* _Your goal_
Reproduce the records below exactly as they appear.
----------
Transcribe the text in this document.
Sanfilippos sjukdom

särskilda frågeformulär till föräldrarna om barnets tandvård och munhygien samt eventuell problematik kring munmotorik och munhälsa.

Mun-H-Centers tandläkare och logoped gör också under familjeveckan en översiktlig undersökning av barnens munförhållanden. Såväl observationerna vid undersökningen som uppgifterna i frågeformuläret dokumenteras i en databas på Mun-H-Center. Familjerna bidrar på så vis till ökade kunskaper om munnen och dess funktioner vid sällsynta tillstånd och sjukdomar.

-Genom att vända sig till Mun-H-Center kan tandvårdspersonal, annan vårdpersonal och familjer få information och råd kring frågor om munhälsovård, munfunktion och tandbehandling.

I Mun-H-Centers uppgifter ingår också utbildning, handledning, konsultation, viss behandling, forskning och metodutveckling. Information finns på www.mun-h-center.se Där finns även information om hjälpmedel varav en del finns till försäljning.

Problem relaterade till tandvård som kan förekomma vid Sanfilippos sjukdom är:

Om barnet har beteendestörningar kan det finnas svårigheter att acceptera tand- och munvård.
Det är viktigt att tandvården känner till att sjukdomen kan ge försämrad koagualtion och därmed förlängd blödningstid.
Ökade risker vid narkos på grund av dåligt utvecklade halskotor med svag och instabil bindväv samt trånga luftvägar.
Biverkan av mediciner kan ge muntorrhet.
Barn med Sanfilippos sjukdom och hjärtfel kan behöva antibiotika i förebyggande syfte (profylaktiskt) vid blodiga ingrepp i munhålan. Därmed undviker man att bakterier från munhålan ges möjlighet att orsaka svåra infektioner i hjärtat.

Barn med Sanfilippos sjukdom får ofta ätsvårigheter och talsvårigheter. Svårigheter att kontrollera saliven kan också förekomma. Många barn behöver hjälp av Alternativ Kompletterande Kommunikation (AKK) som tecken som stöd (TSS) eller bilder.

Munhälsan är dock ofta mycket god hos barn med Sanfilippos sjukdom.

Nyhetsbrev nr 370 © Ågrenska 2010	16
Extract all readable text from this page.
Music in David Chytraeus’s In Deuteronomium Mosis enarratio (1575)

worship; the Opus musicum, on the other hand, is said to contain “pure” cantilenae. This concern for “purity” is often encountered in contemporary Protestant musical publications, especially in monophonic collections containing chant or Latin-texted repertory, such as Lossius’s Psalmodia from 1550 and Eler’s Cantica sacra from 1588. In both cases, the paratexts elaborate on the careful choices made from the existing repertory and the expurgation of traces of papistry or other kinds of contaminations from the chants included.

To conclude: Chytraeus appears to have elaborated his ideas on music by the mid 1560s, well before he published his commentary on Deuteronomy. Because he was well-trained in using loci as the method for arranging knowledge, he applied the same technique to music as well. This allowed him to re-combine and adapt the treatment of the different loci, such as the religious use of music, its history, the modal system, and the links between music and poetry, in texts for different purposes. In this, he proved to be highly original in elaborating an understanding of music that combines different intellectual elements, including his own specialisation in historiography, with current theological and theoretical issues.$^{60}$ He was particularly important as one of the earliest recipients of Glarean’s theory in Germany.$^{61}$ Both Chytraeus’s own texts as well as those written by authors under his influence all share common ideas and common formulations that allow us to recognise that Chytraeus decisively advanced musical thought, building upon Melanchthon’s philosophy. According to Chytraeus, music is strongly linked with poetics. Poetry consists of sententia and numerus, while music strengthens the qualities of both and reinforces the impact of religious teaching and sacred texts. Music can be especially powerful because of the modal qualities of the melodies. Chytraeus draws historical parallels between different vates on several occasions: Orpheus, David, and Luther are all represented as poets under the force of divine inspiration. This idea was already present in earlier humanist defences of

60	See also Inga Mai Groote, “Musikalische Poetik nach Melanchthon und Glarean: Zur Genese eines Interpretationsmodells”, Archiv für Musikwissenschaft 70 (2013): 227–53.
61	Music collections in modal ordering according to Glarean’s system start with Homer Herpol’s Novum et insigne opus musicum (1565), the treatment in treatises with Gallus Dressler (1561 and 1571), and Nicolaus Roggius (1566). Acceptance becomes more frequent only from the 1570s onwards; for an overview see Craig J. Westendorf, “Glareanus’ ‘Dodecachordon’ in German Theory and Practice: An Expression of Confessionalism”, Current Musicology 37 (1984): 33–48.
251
----------
* _The answer_
Transcribe the text in this document.
Sanfilippos sjukdom

särskilda frågeformulär till föräldrarna om barnets tandvård och munhygien samt eventuell problematik kring munmotorik och munhälsa.

Mun-H-Centers tandläkare och logoped gör också under familjeveckan en översiktlig undersökning av barnens munförhållanden. Såväl observationerna vid undersökningen som uppgifterna i frågeformuläret dokumenteras i en databas på Mun-H-Center. Familjerna bidrar på så vis till ökade kunskaper om munnen och dess funktioner vid sällsynta tillstånd och sjukdomar.

-Genom att vända sig till Mun-H-Center kan tandvårdspersonal, annan vårdpersonal och familjer få information och råd kring frågor om munhälsovård, munfunktion och tandbehandling.

I Mun-H-Centers uppgifter ingår också utbildning, handledning, konsultation, viss behandling, forskning och metodutveckling. Information finns på www.mun-h-center.se Där finns även information om hjälpmedel varav en del finns till försäljning.

Problem relaterade till tandvård som kan förekomma vid Sanfilippos sjukdom är:

Om barnet har beteendestörningar kan det finnas svårigheter att acceptera tand- och munvård.
Det är viktigt att tandvården känner till att sjukdomen kan ge försämrad koagualtion och därmed förlängd blödningstid.
Ökade risker vid narkos på grund av dåligt utvecklade halskotor med svag och instabil bindväv samt trånga luftvägar.
Biverkan av mediciner kan ge muntorrhet.
Barn med Sanfilippos sjukdom och hjärtfel kan behöva antibiotika i förebyggande syfte (profylaktiskt) vid blodiga ingrepp i munhålan. Därmed undviker man att bakterier från munhålan ges möjlighet att orsaka svåra infektioner i hjärtat.

Barn med Sanfilippos sjukdom får ofta ätsvårigheter och talsvårigheter. Svårigheter att kontrollera saliven kan också förekomma. Många barn behöver hjälp av Alternativ Kompletterande Kommunikation (AKK) som tecken som stöd (TSS) eller bilder.

Munhälsan är dock ofta mycket god hos barn med Sanfilippos sjukdom.

Nyhetsbrev nr 370 © Ågrenska 2010	16
Extract all readable text from this page.
Music in David Chytraeus’s In Deuteronomium Mosis enarratio (1575)

worship; the Opus musicum, on the other hand, is said to contain “pure” cantilenae. This concern for “purity” is often encountered in contemporary Protestant musical publications, especially in monophonic collections containing chant or Latin-texted repertory, such as Lossius’s Psalmodia from 1550 and Eler’s Cantica sacra from 1588. In both cases, the paratexts elaborate on the careful choices made from the existing repertory and the expurgation of traces of papistry or other kinds of contaminations from the chants included.

To conclude: Chytraeus appears to have elaborated his ideas on music by the mid 1560s, well before he published his commentary on Deuteronomy. Because he was well-trained in using loci as the method for arranging knowledge, he applied the same technique to music as well. This allowed him to re-combine and adapt the treatment of the different loci, such as the religious use of music, its history, the modal system, and the links between music and poetry, in texts for different purposes. In this, he proved to be highly original in elaborating an understanding of music that combines different intellectual elements, including his own specialisation in historiography, with current theological and theoretical issues.$^{60}$ He was particularly important as one of the earliest recipients of Glarean’s theory in Germany.$^{61}$ Both Chytraeus’s own texts as well as those written by authors under his influence all share common ideas and common formulations that allow us to recognise that Chytraeus decisively advanced musical thought, building upon Melanchthon’s philosophy. According to Chytraeus, music is strongly linked with poetics. Poetry consists of sententia and numerus, while music strengthens the qualities of both and reinforces the impact of religious teaching and sacred texts. Music can be especially powerful because of the modal qualities of the melodies. Chytraeus draws historical parallels between different vates on several occasions: Orpheus, David, and Luther are all represented as poets under the force of divine inspiration. This idea was already present in earlier humanist defences of

60	See also Inga Mai Groote, “Musikalische Poetik nach Melanchthon und Glarean: Zur Genese eines Interpretationsmodells”, Archiv für Musikwissenschaft 70 (2013): 227–53.
61	Music collections in modal ordering according to Glarean’s system start with Homer Herpol’s Novum et insigne opus musicum (1565), the treatment in treatises with Gallus Dressler (1561 and 1571), and Nicolaus Roggius (1566). Acceptance becomes more frequent only from the 1570s onwards; for an overview see Craig J. Westendorf, “Glareanus’ ‘Dodecachordon’ in German Theory and Practice: An Expression of Confessionalism”, Current Musicology 37 (1984): 33–48.
251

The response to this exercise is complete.